# Testo della pagina
“Non passa un giorno che Cancelleri  non chieda le dimissioni

di qualcuno. E’ il suo modello di governo. Lui risolve i problemi così. Non fa


una proposta, non dice come affrontare le questioni, ma conosce un solo

sostantivo, “dimissioni” degli altri, naturalmente, perché quando la richiesta

di approfondimento del bilancio riguardo’, nel  2016, il comune di Roma,

l’affermazione Grillina non fu “la Raggi, si dimetta” bensì “er sinnaco nun se

tocca”. Noi, invece, secondo la teologia Grillina ci dovremmo dimettere poiché

ci hanno chiesto di chiarire, entro 10 giorni,  alcune perplessità sul

consuntivo 2016. La Casaleggio SpA  funziona con la doppia morale. Adesso

chiedono, ad esempio – e penso giustamente – l’annullamento delle elezioni

comunali di Niscemi. Quando però, un paio di anni orsono, dissi al movimento No

muos, di stare attenti,  a Niscemi, a  contatti locali che potevano essere  piu

interessati agli affari del Muos, piuttosto che alla tutela dell’ambiente e mi

riferivo proprio alla possibili infiltrazioni mafiose in città, incluse quelle

nell’amministrazione comunale niscemese, apriti cielo: “Crocetta si dimetta –

invocava la Casaleggio SpA”. Ovviamente non volevo offendere i ragazzi e le

ragazze Nomuos, volevo dire: “ragazzi, protestate, ma senza amministrazione

Comunale”.

Oggi, per Niscemi, si invoca uno scioglimento che io chiesi nel giugno 2012,

in un pubblico comizio a Niscemi, quando feci  nomi e cognomi, gli stessi degli

avvisi di garanzia di questi giorni. Naturalmente ero un visionario che vedeva

Mafia ovunque. Io, però,  non sono tornato, per cinque anni, a Niscemi, non

perché non volevo confrontarmi con le mamme Nomuos, come gridavano contro di

me, ma per non avere contatti con un’amministrazione sospettata di essere

gestita dal boss di Niscemi Giugno. Io ho sempre ragione dopo – vedi anche

quando denunciai le infiltrazioni mafiose di Castelvetrano – e ciò mi

tranquillizza, poiché sono convinto che il 19 luglio quando la Corte dei Conti

avrà  letto le nostre osservazioni, non potrà non ratificare la parifica”. Lo

dice in una nota il presidente della Regione siciliana Rosario Crocetta.

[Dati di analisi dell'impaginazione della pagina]
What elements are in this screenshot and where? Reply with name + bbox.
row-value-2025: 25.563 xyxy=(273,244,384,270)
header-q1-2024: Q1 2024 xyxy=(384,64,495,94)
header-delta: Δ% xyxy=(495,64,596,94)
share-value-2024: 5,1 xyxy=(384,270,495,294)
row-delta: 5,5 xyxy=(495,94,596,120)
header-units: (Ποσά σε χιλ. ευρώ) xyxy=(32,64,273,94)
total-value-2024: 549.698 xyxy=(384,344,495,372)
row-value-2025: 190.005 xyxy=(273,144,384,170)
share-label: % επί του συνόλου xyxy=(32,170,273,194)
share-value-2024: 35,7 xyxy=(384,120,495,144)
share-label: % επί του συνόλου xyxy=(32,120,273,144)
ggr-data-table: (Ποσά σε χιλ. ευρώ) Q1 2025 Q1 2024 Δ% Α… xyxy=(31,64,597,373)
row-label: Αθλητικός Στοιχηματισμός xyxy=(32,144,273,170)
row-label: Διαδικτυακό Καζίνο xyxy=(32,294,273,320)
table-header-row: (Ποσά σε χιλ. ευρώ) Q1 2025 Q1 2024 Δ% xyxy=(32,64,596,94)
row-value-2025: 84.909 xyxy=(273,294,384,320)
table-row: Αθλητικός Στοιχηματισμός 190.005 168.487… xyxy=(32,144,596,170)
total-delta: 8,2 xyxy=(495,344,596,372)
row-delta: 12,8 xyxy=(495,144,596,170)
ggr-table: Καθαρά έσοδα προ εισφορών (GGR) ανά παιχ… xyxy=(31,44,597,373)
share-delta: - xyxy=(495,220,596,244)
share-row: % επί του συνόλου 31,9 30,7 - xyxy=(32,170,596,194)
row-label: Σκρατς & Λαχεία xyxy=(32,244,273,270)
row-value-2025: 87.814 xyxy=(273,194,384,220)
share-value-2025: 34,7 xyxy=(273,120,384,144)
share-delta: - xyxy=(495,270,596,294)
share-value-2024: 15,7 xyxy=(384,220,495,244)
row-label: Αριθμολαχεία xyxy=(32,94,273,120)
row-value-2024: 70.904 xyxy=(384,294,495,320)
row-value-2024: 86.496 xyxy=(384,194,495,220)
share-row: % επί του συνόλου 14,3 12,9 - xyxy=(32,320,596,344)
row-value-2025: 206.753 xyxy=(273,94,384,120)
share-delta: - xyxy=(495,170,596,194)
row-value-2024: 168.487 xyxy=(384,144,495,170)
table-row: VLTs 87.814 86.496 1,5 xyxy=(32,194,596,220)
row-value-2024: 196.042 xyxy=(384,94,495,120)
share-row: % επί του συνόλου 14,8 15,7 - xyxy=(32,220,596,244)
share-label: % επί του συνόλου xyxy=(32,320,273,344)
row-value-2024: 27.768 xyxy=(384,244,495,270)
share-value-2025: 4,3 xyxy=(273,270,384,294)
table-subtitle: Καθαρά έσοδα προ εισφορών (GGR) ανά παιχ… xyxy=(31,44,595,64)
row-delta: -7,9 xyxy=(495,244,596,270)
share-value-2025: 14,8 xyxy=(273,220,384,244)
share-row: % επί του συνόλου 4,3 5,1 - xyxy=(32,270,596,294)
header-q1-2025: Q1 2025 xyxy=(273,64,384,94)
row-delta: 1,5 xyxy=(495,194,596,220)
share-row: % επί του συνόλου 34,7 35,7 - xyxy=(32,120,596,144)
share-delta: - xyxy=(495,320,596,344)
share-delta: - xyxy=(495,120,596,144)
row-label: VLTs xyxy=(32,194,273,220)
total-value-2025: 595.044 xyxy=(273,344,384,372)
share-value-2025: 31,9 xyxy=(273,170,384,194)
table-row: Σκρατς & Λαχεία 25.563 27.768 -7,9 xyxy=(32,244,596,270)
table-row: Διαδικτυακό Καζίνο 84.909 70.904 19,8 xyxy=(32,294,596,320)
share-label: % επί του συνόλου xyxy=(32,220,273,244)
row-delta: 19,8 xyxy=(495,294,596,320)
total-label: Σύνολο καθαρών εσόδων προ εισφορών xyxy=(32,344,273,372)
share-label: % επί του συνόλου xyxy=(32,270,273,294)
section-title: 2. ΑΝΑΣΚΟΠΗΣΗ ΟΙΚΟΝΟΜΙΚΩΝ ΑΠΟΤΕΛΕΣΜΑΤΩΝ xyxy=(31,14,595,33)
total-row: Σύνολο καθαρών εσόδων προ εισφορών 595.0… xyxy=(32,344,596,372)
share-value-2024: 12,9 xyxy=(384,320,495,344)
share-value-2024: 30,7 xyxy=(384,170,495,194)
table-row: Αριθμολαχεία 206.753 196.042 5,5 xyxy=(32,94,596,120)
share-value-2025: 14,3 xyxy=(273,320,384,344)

# Consegna
Riscrivi il passo della nota compreso tra "perché non volevo" e "siciliana Rosario Crocetta.", estremi inclusi, sostituendo "mamme" con "madri". Le voci riportate sopra sono materiale a sé, distinto dalla nota.

# Risposta
perché non volevo confrontarmi con le madri Nomuos, come gridavano contro di

me, ma per non avere contatti con un’amministrazione sospettata di essere

gestita dal boss di Niscemi Giugno. Io ho sempre ragione dopo – vedi anche

quando denunciai le infiltrazioni mafiose di Castelvetrano – e ciò mi

tranquillizza, poiché sono convinto che il 19 luglio quando la Corte dei Conti

avrà  letto le nostre osservazioni, non potrà non ratificare la parifica”. Lo

dice in una nota il presidente della Regione siciliana Rosario Crocetta.